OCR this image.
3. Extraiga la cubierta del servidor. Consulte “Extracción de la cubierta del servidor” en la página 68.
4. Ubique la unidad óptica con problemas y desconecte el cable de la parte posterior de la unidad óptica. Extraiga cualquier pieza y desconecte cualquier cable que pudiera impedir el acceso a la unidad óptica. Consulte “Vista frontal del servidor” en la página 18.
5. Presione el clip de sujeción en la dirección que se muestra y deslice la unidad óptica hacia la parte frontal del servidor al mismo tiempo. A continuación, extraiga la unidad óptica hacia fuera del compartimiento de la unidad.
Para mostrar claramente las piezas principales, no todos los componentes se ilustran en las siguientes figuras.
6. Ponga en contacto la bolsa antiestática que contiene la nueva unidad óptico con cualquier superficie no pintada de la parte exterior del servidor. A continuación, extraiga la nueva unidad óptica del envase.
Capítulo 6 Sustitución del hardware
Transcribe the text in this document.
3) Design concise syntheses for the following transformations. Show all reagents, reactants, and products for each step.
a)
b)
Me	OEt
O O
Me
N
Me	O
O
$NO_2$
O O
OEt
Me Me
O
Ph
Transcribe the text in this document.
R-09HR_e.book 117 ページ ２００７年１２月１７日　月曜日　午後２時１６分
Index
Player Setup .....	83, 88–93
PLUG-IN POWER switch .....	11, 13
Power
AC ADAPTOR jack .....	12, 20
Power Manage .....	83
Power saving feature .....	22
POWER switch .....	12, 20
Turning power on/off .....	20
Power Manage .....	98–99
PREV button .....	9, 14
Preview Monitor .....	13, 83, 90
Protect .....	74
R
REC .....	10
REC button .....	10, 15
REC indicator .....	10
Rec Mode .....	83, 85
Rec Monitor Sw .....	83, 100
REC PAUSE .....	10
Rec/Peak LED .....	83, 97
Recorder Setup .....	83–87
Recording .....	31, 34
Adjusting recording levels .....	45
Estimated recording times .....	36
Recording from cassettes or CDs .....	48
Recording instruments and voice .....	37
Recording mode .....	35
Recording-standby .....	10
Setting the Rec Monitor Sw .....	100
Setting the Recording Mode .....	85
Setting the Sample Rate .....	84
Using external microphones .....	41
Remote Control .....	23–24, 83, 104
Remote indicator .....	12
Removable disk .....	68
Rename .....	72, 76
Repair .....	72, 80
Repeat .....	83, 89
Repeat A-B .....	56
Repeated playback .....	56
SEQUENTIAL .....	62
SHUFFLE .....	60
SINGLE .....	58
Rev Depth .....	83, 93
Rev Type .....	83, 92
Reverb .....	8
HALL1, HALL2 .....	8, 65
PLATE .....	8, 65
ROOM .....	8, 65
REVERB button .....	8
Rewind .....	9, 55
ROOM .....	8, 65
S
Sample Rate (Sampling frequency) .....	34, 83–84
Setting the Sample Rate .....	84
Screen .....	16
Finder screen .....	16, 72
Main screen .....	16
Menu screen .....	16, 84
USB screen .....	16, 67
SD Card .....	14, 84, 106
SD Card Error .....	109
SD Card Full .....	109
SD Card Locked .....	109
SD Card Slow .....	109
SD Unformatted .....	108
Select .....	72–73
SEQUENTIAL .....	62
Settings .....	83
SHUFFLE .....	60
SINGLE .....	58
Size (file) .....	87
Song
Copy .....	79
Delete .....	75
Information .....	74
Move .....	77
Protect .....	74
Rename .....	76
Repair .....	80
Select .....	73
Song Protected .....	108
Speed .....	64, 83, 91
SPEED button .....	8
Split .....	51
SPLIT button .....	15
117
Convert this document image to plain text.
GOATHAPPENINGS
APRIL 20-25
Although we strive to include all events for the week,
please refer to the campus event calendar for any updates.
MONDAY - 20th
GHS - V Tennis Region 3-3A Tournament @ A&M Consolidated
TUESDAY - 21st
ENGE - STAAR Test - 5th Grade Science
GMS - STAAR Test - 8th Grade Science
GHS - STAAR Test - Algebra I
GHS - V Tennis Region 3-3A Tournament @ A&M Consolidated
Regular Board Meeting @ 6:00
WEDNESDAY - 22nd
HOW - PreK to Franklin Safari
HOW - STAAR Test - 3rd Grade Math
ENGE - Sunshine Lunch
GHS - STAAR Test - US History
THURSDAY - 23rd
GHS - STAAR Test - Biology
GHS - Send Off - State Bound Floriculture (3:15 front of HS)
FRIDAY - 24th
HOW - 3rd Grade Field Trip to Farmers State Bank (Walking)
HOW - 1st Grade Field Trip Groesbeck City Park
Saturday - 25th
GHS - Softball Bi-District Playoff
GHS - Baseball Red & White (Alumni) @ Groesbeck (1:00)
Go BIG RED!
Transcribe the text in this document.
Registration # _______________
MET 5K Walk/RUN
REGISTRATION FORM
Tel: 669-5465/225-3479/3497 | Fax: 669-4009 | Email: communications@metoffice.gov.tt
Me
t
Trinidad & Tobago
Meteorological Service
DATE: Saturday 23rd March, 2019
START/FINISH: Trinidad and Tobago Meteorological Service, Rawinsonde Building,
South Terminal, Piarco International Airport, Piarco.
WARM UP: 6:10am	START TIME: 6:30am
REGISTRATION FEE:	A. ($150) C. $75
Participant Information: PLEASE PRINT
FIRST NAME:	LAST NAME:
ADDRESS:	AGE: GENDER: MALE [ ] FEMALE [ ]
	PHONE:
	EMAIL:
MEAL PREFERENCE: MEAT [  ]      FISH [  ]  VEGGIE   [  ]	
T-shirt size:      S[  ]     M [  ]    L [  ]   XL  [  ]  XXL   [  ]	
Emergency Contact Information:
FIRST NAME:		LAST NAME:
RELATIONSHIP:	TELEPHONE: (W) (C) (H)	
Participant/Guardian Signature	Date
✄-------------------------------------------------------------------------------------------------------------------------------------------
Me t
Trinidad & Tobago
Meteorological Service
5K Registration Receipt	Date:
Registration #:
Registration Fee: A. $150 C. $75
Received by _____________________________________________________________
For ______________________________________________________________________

-----

THE PROBLEM:
Write out every line of the listing that holds the word "Field".

RESULT:
HOW - 3rd Grade Field Trip to Farmers State Bank (Walking)
HOW - 1st Grade Field Trip Groesbeck City Park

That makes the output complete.